— Start Records to process —

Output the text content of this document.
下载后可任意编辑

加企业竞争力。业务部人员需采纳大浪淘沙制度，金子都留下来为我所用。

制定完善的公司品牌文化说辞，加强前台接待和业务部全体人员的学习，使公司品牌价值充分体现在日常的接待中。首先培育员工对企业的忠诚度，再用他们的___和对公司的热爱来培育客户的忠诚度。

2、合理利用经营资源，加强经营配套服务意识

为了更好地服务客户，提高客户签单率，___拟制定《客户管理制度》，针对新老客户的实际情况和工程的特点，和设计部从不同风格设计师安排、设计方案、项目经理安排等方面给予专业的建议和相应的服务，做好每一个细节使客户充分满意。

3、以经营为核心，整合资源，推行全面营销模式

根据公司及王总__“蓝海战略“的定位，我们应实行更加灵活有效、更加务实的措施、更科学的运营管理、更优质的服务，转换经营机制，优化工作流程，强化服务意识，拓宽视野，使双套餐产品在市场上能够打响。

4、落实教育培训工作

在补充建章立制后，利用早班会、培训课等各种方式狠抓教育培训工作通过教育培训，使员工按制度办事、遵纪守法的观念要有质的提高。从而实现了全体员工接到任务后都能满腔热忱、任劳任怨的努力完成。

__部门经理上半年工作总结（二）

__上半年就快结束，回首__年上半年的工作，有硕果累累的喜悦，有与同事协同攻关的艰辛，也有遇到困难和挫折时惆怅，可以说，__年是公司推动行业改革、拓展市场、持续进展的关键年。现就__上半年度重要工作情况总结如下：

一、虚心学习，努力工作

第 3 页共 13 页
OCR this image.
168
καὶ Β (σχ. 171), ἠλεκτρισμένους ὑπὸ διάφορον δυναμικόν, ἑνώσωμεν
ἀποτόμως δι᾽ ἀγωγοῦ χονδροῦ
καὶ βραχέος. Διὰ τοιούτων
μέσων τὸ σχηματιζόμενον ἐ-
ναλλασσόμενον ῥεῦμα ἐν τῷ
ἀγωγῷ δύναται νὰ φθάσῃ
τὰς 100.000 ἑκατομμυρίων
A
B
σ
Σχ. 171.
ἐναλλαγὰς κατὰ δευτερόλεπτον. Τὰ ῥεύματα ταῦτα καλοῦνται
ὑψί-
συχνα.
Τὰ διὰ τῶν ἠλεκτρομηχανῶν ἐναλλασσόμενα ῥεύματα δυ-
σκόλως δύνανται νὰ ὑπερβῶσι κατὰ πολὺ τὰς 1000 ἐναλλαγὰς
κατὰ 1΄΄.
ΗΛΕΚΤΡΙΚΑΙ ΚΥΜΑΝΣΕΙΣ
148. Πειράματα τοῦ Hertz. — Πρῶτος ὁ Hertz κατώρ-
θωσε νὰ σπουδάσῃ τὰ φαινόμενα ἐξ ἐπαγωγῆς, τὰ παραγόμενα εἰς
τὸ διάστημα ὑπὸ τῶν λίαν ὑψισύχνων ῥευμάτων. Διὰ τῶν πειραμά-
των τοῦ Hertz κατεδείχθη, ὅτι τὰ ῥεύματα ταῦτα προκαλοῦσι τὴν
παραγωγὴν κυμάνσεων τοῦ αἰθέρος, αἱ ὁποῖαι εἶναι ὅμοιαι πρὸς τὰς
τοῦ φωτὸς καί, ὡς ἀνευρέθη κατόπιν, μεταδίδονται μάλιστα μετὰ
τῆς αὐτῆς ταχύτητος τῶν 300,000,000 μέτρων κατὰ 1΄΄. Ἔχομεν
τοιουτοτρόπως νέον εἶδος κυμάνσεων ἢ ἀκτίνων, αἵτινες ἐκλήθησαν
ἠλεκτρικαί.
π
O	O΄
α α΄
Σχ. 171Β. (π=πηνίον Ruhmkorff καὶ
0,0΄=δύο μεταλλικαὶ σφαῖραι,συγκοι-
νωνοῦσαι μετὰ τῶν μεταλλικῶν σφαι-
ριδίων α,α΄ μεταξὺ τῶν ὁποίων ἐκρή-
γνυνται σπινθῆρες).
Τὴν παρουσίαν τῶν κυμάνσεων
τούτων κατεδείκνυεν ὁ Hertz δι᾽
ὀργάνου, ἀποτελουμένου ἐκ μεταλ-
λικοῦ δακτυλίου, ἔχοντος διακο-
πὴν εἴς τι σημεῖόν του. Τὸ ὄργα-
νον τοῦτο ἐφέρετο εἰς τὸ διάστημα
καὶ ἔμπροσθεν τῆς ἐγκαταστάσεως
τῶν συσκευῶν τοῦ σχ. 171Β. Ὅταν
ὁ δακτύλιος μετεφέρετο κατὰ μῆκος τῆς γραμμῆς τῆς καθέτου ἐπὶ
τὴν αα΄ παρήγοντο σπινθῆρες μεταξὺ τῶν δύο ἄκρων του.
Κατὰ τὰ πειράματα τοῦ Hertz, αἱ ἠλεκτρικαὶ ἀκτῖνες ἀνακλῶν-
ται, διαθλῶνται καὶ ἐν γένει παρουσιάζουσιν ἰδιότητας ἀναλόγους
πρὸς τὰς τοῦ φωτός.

— End Records to process —

● Challenge:
Print only the lines from the one with "OCR this image." to the end of the records, both included.

● Completed exercise:
OCR this image.
168
καὶ Β (σχ. 171), ἠλεκτρισμένους ὑπὸ διάφορον δυναμικόν, ἑνώσωμεν
ἀποτόμως δι᾽ ἀγωγοῦ χονδροῦ
καὶ βραχέος. Διὰ τοιούτων
μέσων τὸ σχηματιζόμενον ἐ-
ναλλασσόμενον ῥεῦμα ἐν τῷ
ἀγωγῷ δύναται νὰ φθάσῃ
τὰς 100.000 ἑκατομμυρίων
A
B
σ
Σχ. 171.
ἐναλλαγὰς κατὰ δευτερόλεπτον. Τὰ ῥεύματα ταῦτα καλοῦνται
ὑψί-
συχνα.
Τὰ διὰ τῶν ἠλεκτρομηχανῶν ἐναλλασσόμενα ῥεύματα δυ-
σκόλως δύνανται νὰ ὑπερβῶσι κατὰ πολὺ τὰς 1000 ἐναλλαγὰς
κατὰ 1΄΄.
ΗΛΕΚΤΡΙΚΑΙ ΚΥΜΑΝΣΕΙΣ
148. Πειράματα τοῦ Hertz. — Πρῶτος ὁ Hertz κατώρ-
θωσε νὰ σπουδάσῃ τὰ φαινόμενα ἐξ ἐπαγωγῆς, τὰ παραγόμενα εἰς
τὸ διάστημα ὑπὸ τῶν λίαν ὑψισύχνων ῥευμάτων. Διὰ τῶν πειραμά-
των τοῦ Hertz κατεδείχθη, ὅτι τὰ ῥεύματα ταῦτα προκαλοῦσι τὴν
παραγωγὴν κυμάνσεων τοῦ αἰθέρος, αἱ ὁποῖαι εἶναι ὅμοιαι πρὸς τὰς
τοῦ φωτὸς καί, ὡς ἀνευρέθη κατόπιν, μεταδίδονται μάλιστα μετὰ
τῆς αὐτῆς ταχύτητος τῶν 300,000,000 μέτρων κατὰ 1΄΄. Ἔχομεν
τοιουτοτρόπως νέον εἶδος κυμάνσεων ἢ ἀκτίνων, αἵτινες ἐκλήθησαν
ἠλεκτρικαί.
π
O	O΄
α α΄
Σχ. 171Β. (π=πηνίον Ruhmkorff καὶ
0,0΄=δύο μεταλλικαὶ σφαῖραι,συγκοι-
νωνοῦσαι μετὰ τῶν μεταλλικῶν σφαι-
ριδίων α,α΄ μεταξὺ τῶν ὁποίων ἐκρή-
γνυνται σπινθῆρες).
Τὴν παρουσίαν τῶν κυμάνσεων
τούτων κατεδείκνυεν ὁ Hertz δι᾽
ὀργάνου, ἀποτελουμένου ἐκ μεταλ-
λικοῦ δακτυλίου, ἔχοντος διακο-
πὴν εἴς τι σημεῖόν του. Τὸ ὄργα-
νον τοῦτο ἐφέρετο εἰς τὸ διάστημα
καὶ ἔμπροσθεν τῆς ἐγκαταστάσεως
τῶν συσκευῶν τοῦ σχ. 171Β. Ὅταν
ὁ δακτύλιος μετεφέρετο κατὰ μῆκος τῆς γραμμῆς τῆς καθέτου ἐπὶ
τὴν αα΄ παρήγοντο σπινθῆρες μεταξὺ τῶν δύο ἄκρων του.
Κατὰ τὰ πειράματα τοῦ Hertz, αἱ ἠλεκτρικαὶ ἀκτῖνες ἀνακλῶν-
ται, διαθλῶνται καὶ ἐν γένει παρουσιάζουσιν ἰδιότητας ἀναλόγους
πρὸς τὰς τοῦ φωτός.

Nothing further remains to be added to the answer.